THE EXERCISE: Output the full material exactly as it appears here.

··· RECORDS FOR PROCESSING

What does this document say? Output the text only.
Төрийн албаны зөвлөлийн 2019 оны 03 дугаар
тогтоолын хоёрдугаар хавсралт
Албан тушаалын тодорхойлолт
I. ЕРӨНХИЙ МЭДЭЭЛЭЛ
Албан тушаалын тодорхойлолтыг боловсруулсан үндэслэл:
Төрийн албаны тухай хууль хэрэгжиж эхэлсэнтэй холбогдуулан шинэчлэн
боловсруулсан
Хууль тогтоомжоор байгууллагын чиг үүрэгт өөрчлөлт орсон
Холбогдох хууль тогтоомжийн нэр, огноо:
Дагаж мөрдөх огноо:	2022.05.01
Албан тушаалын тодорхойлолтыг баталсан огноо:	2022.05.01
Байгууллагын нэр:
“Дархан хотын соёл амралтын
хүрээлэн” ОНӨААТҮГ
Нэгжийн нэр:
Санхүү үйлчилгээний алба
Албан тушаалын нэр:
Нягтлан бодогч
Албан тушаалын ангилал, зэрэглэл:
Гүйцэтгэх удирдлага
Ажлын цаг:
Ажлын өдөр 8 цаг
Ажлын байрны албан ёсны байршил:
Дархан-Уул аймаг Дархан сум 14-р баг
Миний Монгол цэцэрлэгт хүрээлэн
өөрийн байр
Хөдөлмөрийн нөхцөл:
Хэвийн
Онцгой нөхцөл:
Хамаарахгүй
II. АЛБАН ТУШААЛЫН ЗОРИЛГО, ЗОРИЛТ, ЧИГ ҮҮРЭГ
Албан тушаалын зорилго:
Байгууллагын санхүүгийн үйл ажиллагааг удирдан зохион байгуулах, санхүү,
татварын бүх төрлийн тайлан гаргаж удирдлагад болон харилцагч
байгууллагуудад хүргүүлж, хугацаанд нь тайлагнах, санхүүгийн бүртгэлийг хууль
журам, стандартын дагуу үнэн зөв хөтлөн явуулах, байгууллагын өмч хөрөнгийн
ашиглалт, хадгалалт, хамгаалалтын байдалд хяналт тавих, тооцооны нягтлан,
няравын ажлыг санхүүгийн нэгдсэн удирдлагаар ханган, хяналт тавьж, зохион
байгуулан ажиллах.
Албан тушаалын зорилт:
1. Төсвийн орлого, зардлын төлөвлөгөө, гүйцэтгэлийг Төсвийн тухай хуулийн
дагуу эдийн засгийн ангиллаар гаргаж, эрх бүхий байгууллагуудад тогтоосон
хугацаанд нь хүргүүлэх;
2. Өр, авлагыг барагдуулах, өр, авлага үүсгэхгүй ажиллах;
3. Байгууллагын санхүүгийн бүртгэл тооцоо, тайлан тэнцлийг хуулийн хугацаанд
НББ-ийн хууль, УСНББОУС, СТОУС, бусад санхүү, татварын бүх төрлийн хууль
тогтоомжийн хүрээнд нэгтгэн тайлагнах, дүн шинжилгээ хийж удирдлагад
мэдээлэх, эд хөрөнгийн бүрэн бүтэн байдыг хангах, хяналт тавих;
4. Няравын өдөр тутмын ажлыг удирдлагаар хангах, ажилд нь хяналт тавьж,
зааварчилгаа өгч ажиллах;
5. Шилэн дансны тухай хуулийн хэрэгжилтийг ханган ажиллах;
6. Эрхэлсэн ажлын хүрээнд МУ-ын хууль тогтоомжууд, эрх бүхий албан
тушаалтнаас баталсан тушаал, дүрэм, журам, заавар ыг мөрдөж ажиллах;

······

EXERCISE RESPONSE:
What does this document say? Output the text only.
Төрийн албаны зөвлөлийн 2019 оны 03 дугаар
тогтоолын хоёрдугаар хавсралт
Албан тушаалын тодорхойлолт
I. ЕРӨНХИЙ МЭДЭЭЛЭЛ
Албан тушаалын тодорхойлолтыг боловсруулсан үндэслэл:
Төрийн албаны тухай хууль хэрэгжиж эхэлсэнтэй холбогдуулан шинэчлэн
боловсруулсан
Хууль тогтоомжоор байгууллагын чиг үүрэгт өөрчлөлт орсон
Холбогдох хууль тогтоомжийн нэр, огноо:
Дагаж мөрдөх огноо:	2022.05.01
Албан тушаалын тодорхойлолтыг баталсан огноо:	2022.05.01
Байгууллагын нэр:
“Дархан хотын соёл амралтын
хүрээлэн” ОНӨААТҮГ
Нэгжийн нэр:
Санхүү үйлчилгээний алба
Албан тушаалын нэр:
Нягтлан бодогч
Албан тушаалын ангилал, зэрэглэл:
Гүйцэтгэх удирдлага
Ажлын цаг:
Ажлын өдөр 8 цаг
Ажлын байрны албан ёсны байршил:
Дархан-Уул аймаг Дархан сум 14-р баг
Миний Монгол цэцэрлэгт хүрээлэн
өөрийн байр
Хөдөлмөрийн нөхцөл:
Хэвийн
Онцгой нөхцөл:
Хамаарахгүй
II. АЛБАН ТУШААЛЫН ЗОРИЛГО, ЗОРИЛТ, ЧИГ ҮҮРЭГ
Албан тушаалын зорилго:
Байгууллагын санхүүгийн үйл ажиллагааг удирдан зохион байгуулах, санхүү,
татварын бүх төрлийн тайлан гаргаж удирдлагад болон харилцагч
байгууллагуудад хүргүүлж, хугацаанд нь тайлагнах, санхүүгийн бүртгэлийг хууль
журам, стандартын дагуу үнэн зөв хөтлөн явуулах, байгууллагын өмч хөрөнгийн
ашиглалт, хадгалалт, хамгаалалтын байдалд хяналт тавих, тооцооны нягтлан,
няравын ажлыг санхүүгийн нэгдсэн удирдлагаар ханган, хяналт тавьж, зохион
байгуулан ажиллах.
Албан тушаалын зорилт:
1. Төсвийн орлого, зардлын төлөвлөгөө, гүйцэтгэлийг Төсвийн тухай хуулийн
дагуу эдийн засгийн ангиллаар гаргаж, эрх бүхий байгууллагуудад тогтоосон
хугацаанд нь хүргүүлэх;
2. Өр, авлагыг барагдуулах, өр, авлага үүсгэхгүй ажиллах;
3. Байгууллагын санхүүгийн бүртгэл тооцоо, тайлан тэнцлийг хуулийн хугацаанд
НББ-ийн хууль, УСНББОУС, СТОУС, бусад санхүү, татварын бүх төрлийн хууль
тогтоомжийн хүрээнд нэгтгэн тайлагнах, дүн шинжилгээ хийж удирдлагад
мэдээлэх, эд хөрөнгийн бүрэн бүтэн байдыг хангах, хяналт тавих;
4. Няравын өдөр тутмын ажлыг удирдлагаар хангах, ажилд нь хяналт тавьж,
зааварчилгаа өгч ажиллах;
5. Шилэн дансны тухай хуулийн хэрэгжилтийг ханган ажиллах;
6. Эрхэлсэн ажлын хүрээнд МУ-ын хууль тогтоомжууд, эрх бүхий албан
тушаалтнаас баталсан тушаал, дүрэм, журам, заавар ыг мөрдөж ажиллах;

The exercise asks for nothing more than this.